— start —
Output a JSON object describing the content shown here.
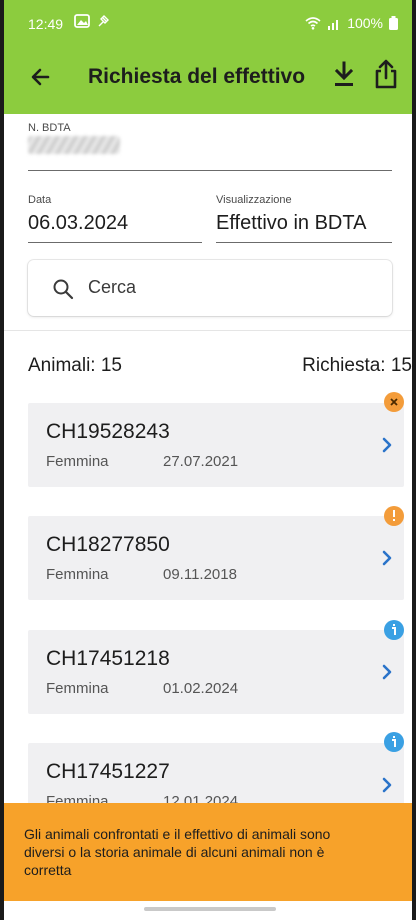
{
  "status_bar": {
    "time": "12:49",
    "battery": "100%"
  },
  "app_bar": {
    "title": "Richiesta del effettivo"
  },
  "form": {
    "bdta_label": "N. BDTA",
    "date_label": "Data",
    "date_value": "06.03.2024",
    "view_label": "Visualizzazione",
    "view_value": "Effettivo in BDTA",
    "search_placeholder": "Cerca"
  },
  "summary": {
    "animals": "Animali: 15",
    "requested": "Richiesta: 15"
  },
  "animals": [
    {
      "id": "CH19528243",
      "sex": "Femmina",
      "date": "27.07.2021",
      "badge": "error"
    },
    {
      "id": "CH18277850",
      "sex": "Femmina",
      "date": "09.11.2018",
      "badge": "warning"
    },
    {
      "id": "CH17451218",
      "sex": "Femmina",
      "date": "01.02.2024",
      "badge": "info"
    },
    {
      "id": "CH17451227",
      "sex": "Femmina",
      "date": "12.01.2024",
      "badge": "info"
    }
  ],
  "badge_colors": {
    "error": "#f39c3a",
    "warning": "#f39c3a",
    "info": "#3aa0e3"
  },
  "banner": {
    "text": "Gli animali confrontati e il effettivo di animali sono diversi o la storia animale di alcuni animali non è corretta"
  },
  "colors": {
    "header": "#8ccc3e",
    "banner": "#f7a22a",
    "chevron": "#2a73c9"
  }
}
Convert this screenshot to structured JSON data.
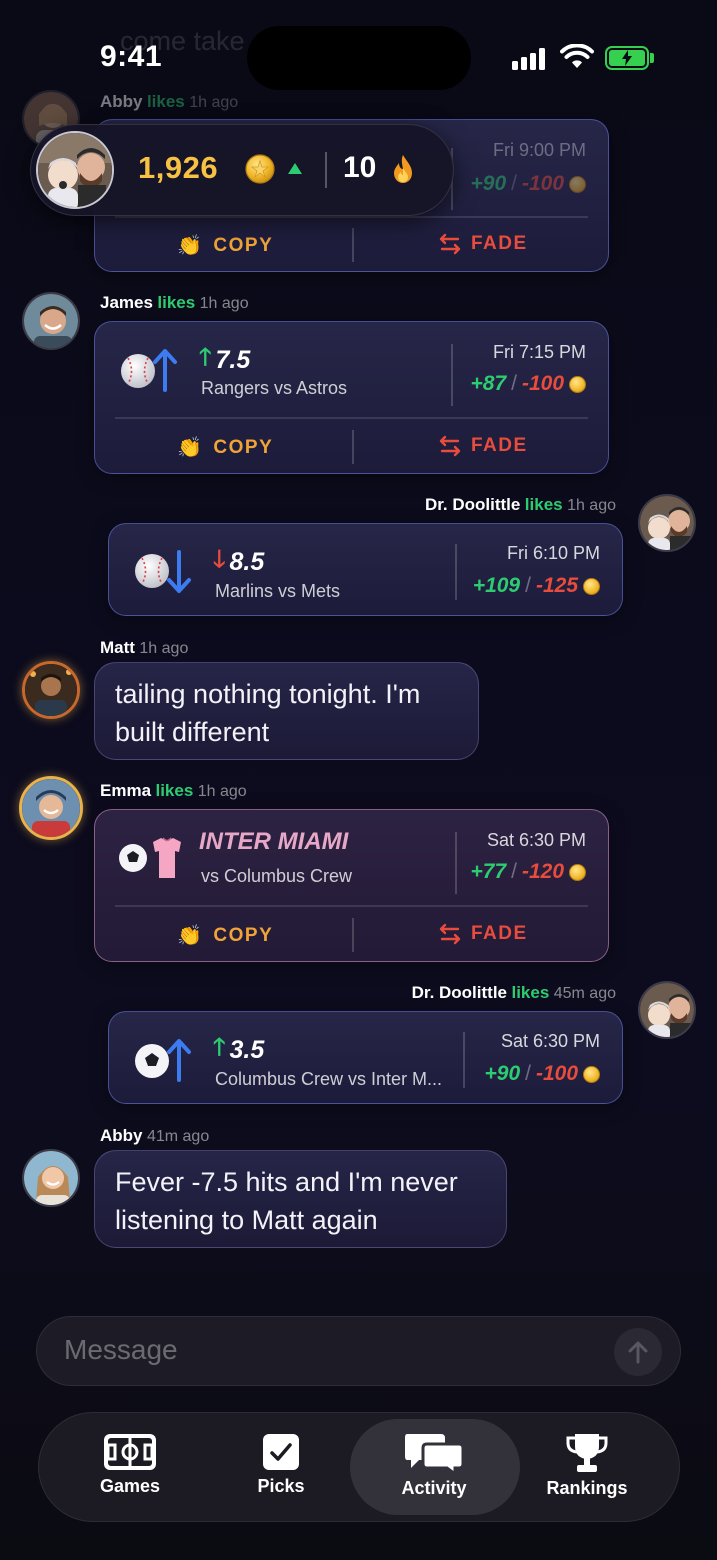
{
  "status_bar": {
    "time": "9:41"
  },
  "ghost_text": "come take",
  "header": {
    "coins": "1,926",
    "streak": "10"
  },
  "feed": [
    {
      "user": "Abby",
      "verb": "likes",
      "ago": "1h ago",
      "time": "Fri 9:00 PM",
      "odds_pos": "+90",
      "odds_neg": "-100",
      "copy": "COPY",
      "fade": "FADE"
    },
    {
      "user": "James",
      "verb": "likes",
      "ago": "1h ago",
      "line": "7.5",
      "matchup": "Rangers vs Astros",
      "time": "Fri 7:15 PM",
      "odds_pos": "+87",
      "odds_neg": "-100",
      "copy": "COPY",
      "fade": "FADE"
    },
    {
      "user": "Dr. Doolittle",
      "verb": "likes",
      "ago": "1h ago",
      "line": "8.5",
      "matchup": "Marlins vs Mets",
      "time": "Fri 6:10 PM",
      "odds_pos": "+109",
      "odds_neg": "-125"
    },
    {
      "user": "Matt",
      "ago": "1h ago",
      "text": "tailing nothing tonight. I'm built different"
    },
    {
      "user": "Emma",
      "verb": "likes",
      "ago": "1h ago",
      "line": "INTER MIAMI",
      "matchup": "vs Columbus Crew",
      "time": "Sat 6:30 PM",
      "odds_pos": "+77",
      "odds_neg": "-120",
      "copy": "COPY",
      "fade": "FADE"
    },
    {
      "user": "Dr. Doolittle",
      "verb": "likes",
      "ago": "45m ago",
      "line": "3.5",
      "matchup": "Columbus Crew vs Inter M...",
      "time": "Sat 6:30 PM",
      "odds_pos": "+90",
      "odds_neg": "-100"
    },
    {
      "user": "Abby",
      "ago": "41m ago",
      "text": "Fever -7.5 hits and I'm never listening to Matt again"
    }
  ],
  "composer": {
    "placeholder": "Message"
  },
  "tabs": [
    {
      "label": "Games",
      "icon": "field-icon"
    },
    {
      "label": "Picks",
      "icon": "checkbox-icon"
    },
    {
      "label": "Activity",
      "icon": "chat-bubbles-icon",
      "active": true
    },
    {
      "label": "Rankings",
      "icon": "trophy-icon"
    }
  ],
  "colors": {
    "accent_green": "#2ecc71",
    "accent_red": "#e74c3c",
    "coin_gold": "#f7c144",
    "copy_orange": "#f0a436"
  }
}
— end —
# [Task requirements]
Leave the pictures out and reproduce all of the records exactly.

# [Response to the exercise]
Output a JSON object describing the content shown here.
{
  "status_bar": {
    "time": "12:49",
    "battery": "100%"
  },
  "app_bar": {
    "title": "Richiesta del effettivo"
  },
  "form": {
    "bdta_label": "N. BDTA",
    "date_label": "Data",
    "date_value": "06.03.2024",
    "view_label": "Visualizzazione",
    "view_value": "Effettivo in BDTA",
    "search_placeholder": "Cerca"
  },
  "summary": {
    "animals": "Animali: 15",
    "requested": "Richiesta: 15"
  },
  "animals": [
    {
      "id": "CH19528243",
      "sex": "Femmina",
      "date": "27.07.2021",
      "badge": "error"
    },
    {
      "id": "CH18277850",
      "sex": "Femmina",
      "date": "09.11.2018",
      "badge": "warning"
    },
    {
      "id": "CH17451218",
      "sex": "Femmina",
      "date": "01.02.2024",
      "badge": "info"
    },
    {
      "id": "CH17451227",
      "sex": "Femmina",
      "date": "12.01.2024",
      "badge": "info"
    }
  ],
  "badge_colors": {
    "error": "#f39c3a",
    "warning": "#f39c3a",
    "info": "#3aa0e3"
  },
  "banner": {
    "text": "Gli animali confrontati e il effettivo di animali sono diversi o la storia animale di alcuni animali non è corretta"
  },
  "colors": {
    "header": "#8ccc3e",
    "banner": "#f7a22a",
    "chevron": "#2a73c9"
  }
}
Convert this screenshot to structured JSON data.
{
  "status_bar": {
    "time": "9:41"
  },
  "ghost_text": "come take",
  "header": {
    "coins": "1,926",
    "streak": "10"
  },
  "feed": [
    {
      "user": "Abby",
      "verb": "likes",
      "ago": "1h ago",
      "time": "Fri 9:00 PM",
      "odds_pos": "+90",
      "odds_neg": "-100",
      "copy": "COPY",
      "fade": "FADE"
    },
    {
      "user": "James",
      "verb": "likes",
      "ago": "1h ago",
      "line": "7.5",
      "matchup": "Rangers vs Astros",
      "time": "Fri 7:15 PM",
      "odds_pos": "+87",
      "odds_neg": "-100",
      "copy": "COPY",
      "fade": "FADE"
    },
    {
      "user": "Dr. Doolittle",
      "verb": "likes",
      "ago": "1h ago",
      "line": "8.5",
      "matchup": "Marlins vs Mets",
      "time": "Fri 6:10 PM",
      "odds_pos": "+109",
      "odds_neg": "-125"
    },
    {
      "user": "Matt",
      "ago": "1h ago",
      "text": "tailing nothing tonight. I'm built different"
    },
    {
      "user": "Emma",
      "verb": "likes",
      "ago": "1h ago",
      "line": "INTER MIAMI",
      "matchup": "vs Columbus Crew",
      "time": "Sat 6:30 PM",
      "odds_pos": "+77",
      "odds_neg": "-120",
      "copy": "COPY",
      "fade": "FADE"
    },
    {
      "user": "Dr. Doolittle",
      "verb": "likes",
      "ago": "45m ago",
      "line": "3.5",
      "matchup": "Columbus Crew vs Inter M...",
      "time": "Sat 6:30 PM",
      "odds_pos": "+90",
      "odds_neg": "-100"
    },
    {
      "user": "Abby",
      "ago": "41m ago",
      "text": "Fever -7.5 hits and I'm never listening to Matt again"
    }
  ],
  "composer": {
    "placeholder": "Message"
  },
  "tabs": [
    {
      "label": "Games",
      "icon": "field-icon"
    },
    {
      "label": "Picks",
      "icon": "checkbox-icon"
    },
    {
      "label": "Activity",
      "icon": "chat-bubbles-icon",
      "active": true
    },
    {
      "label": "Rankings",
      "icon": "trophy-icon"
    }
  ],
  "colors": {
    "accent_green": "#2ecc71",
    "accent_red": "#e74c3c",
    "coin_gold": "#f7c144",
    "copy_orange": "#f0a436"
  }
}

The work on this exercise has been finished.